--- Begin SUPPLIED RECORDS ---

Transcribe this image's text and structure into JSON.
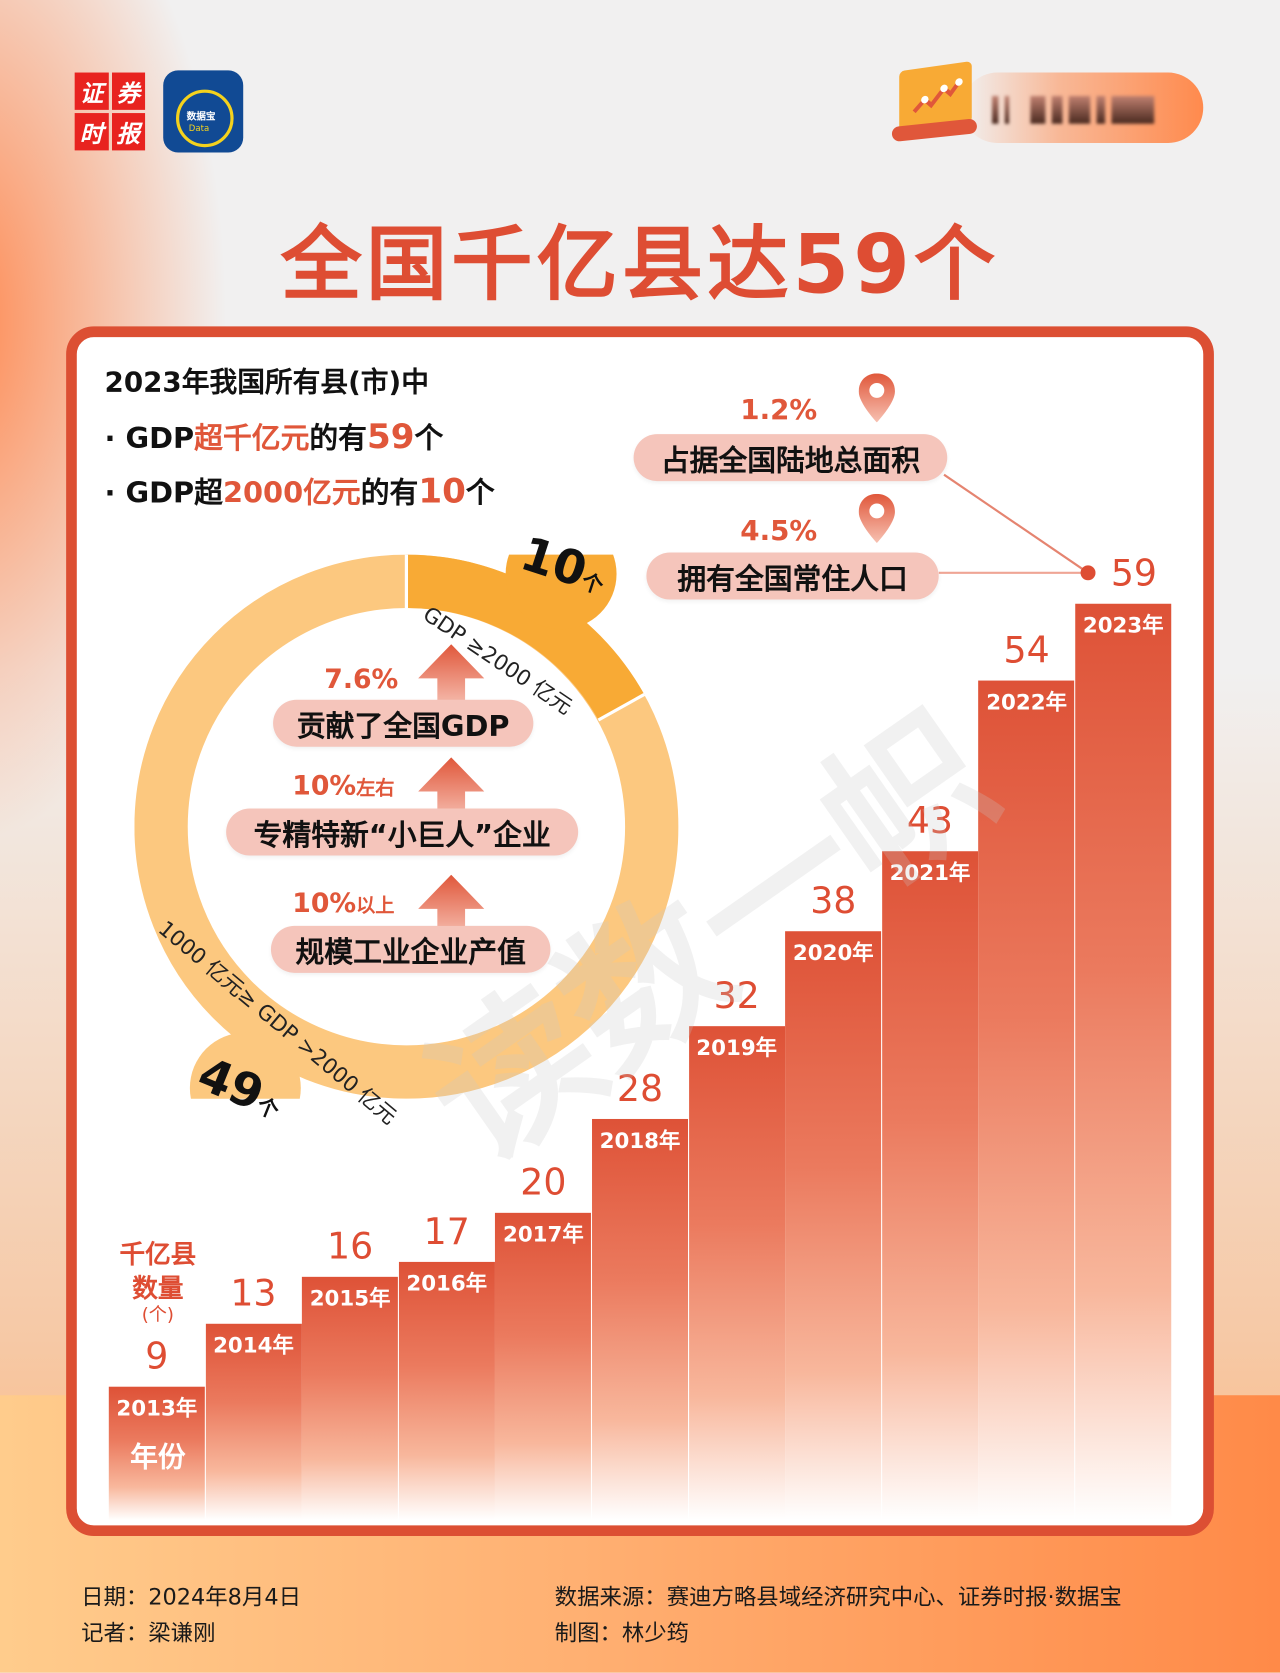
{
  "header": {
    "logo_left_chars": [
      "证",
      "券",
      "时",
      "报"
    ],
    "logo_right_text": "数据宝",
    "logo_right_sub": "Data",
    "badge_text_blurred": "▌▌ ▌▌▌▌▌ ▌▌▌"
  },
  "title": "全国千亿县达59个",
  "intro": {
    "line1": "2023年我国所有县(市)中",
    "line2_prefix": "· GDP",
    "line2_hl": "超千亿元",
    "line2_mid": "的有",
    "line2_num": "59",
    "line2_suffix": "个",
    "line3_prefix": "· GDP超",
    "line3_hl": "2000亿元",
    "line3_mid": "的有",
    "line3_num": "10",
    "line3_suffix": "个"
  },
  "donut": {
    "segments": [
      {
        "label": "GDP ≥2000 亿元",
        "count": "10",
        "unit": "个",
        "color": "#f8aa35"
      },
      {
        "label": "1000 亿元≥ GDP >2000 亿元",
        "count": "49",
        "unit": "个",
        "color": "#fcc87f"
      }
    ],
    "stats": [
      {
        "pct": "7.6%",
        "suffix": "",
        "label": "贡献了全国GDP"
      },
      {
        "pct": "10%",
        "suffix": "左右",
        "label": "专精特新“小巨人”企业"
      },
      {
        "pct": "10%",
        "suffix": "以上",
        "label": "规模工业企业产值"
      }
    ]
  },
  "side_stats": [
    {
      "pct": "1.2%",
      "label": "占据全国陆地总面积"
    },
    {
      "pct": "4.5%",
      "label": "拥有全国常住人口"
    }
  ],
  "chart_data": {
    "type": "bar",
    "title": "全国千亿县达59个",
    "xlabel": "年份",
    "ylabel": "千亿县数量(个)",
    "categories": [
      "2013年",
      "2014年",
      "2015年",
      "2016年",
      "2017年",
      "2018年",
      "2019年",
      "2020年",
      "2021年",
      "2022年",
      "2023年"
    ],
    "values": [
      9,
      13,
      16,
      17,
      20,
      28,
      32,
      38,
      43,
      54,
      59
    ],
    "ylim": [
      0,
      59
    ],
    "grid": false,
    "legend": "none",
    "bar_color": "#de5237"
  },
  "axis": {
    "y_label_line1": "千亿县",
    "y_label_line2": "数量",
    "y_unit": "(个)",
    "x_label": "年份"
  },
  "watermark": "读数一帜",
  "footer": {
    "date_label": "日期：",
    "date": "2024年8月4日",
    "reporter_label": "记者：",
    "reporter": "梁谦刚",
    "source_label": "数据来源：",
    "source": "赛迪方略县域经济研究中心、证券时报·数据宝",
    "designer_label": "制图：",
    "designer": "林少筠"
  }
}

--- End SUPPLIED RECORDS ---

> _TASK OBJECTIVE_
Write every entry out again exactly, dropping the pictures.

> _ANSWER TO THE TASK_
Transcribe this image's text and structure into JSON.
{
  "header": {
    "logo_left_chars": [
      "证",
      "券",
      "时",
      "报"
    ],
    "logo_right_text": "数据宝",
    "logo_right_sub": "Data",
    "badge_text_blurred": "▌▌ ▌▌▌▌▌ ▌▌▌"
  },
  "title": "全国千亿县达59个",
  "intro": {
    "line1": "2023年我国所有县(市)中",
    "line2_prefix": "· GDP",
    "line2_hl": "超千亿元",
    "line2_mid": "的有",
    "line2_num": "59",
    "line2_suffix": "个",
    "line3_prefix": "· GDP超",
    "line3_hl": "2000亿元",
    "line3_mid": "的有",
    "line3_num": "10",
    "line3_suffix": "个"
  },
  "donut": {
    "segments": [
      {
        "label": "GDP ≥2000 亿元",
        "count": "10",
        "unit": "个",
        "color": "#f8aa35"
      },
      {
        "label": "1000 亿元≥ GDP >2000 亿元",
        "count": "49",
        "unit": "个",
        "color": "#fcc87f"
      }
    ],
    "stats": [
      {
        "pct": "7.6%",
        "suffix": "",
        "label": "贡献了全国GDP"
      },
      {
        "pct": "10%",
        "suffix": "左右",
        "label": "专精特新“小巨人”企业"
      },
      {
        "pct": "10%",
        "suffix": "以上",
        "label": "规模工业企业产值"
      }
    ]
  },
  "side_stats": [
    {
      "pct": "1.2%",
      "label": "占据全国陆地总面积"
    },
    {
      "pct": "4.5%",
      "label": "拥有全国常住人口"
    }
  ],
  "chart_data": {
    "type": "bar",
    "title": "全国千亿县达59个",
    "xlabel": "年份",
    "ylabel": "千亿县数量(个)",
    "categories": [
      "2013年",
      "2014年",
      "2015年",
      "2016年",
      "2017年",
      "2018年",
      "2019年",
      "2020年",
      "2021年",
      "2022年",
      "2023年"
    ],
    "values": [
      9,
      13,
      16,
      17,
      20,
      28,
      32,
      38,
      43,
      54,
      59
    ],
    "ylim": [
      0,
      59
    ],
    "grid": false,
    "legend": "none",
    "bar_color": "#de5237"
  },
  "axis": {
    "y_label_line1": "千亿县",
    "y_label_line2": "数量",
    "y_unit": "(个)",
    "x_label": "年份"
  },
  "watermark": "读数一帜",
  "footer": {
    "date_label": "日期：",
    "date": "2024年8月4日",
    "reporter_label": "记者：",
    "reporter": "梁谦刚",
    "source_label": "数据来源：",
    "source": "赛迪方略县域经济研究中心、证券时报·数据宝",
    "designer_label": "制图：",
    "designer": "林少筠"
  }
}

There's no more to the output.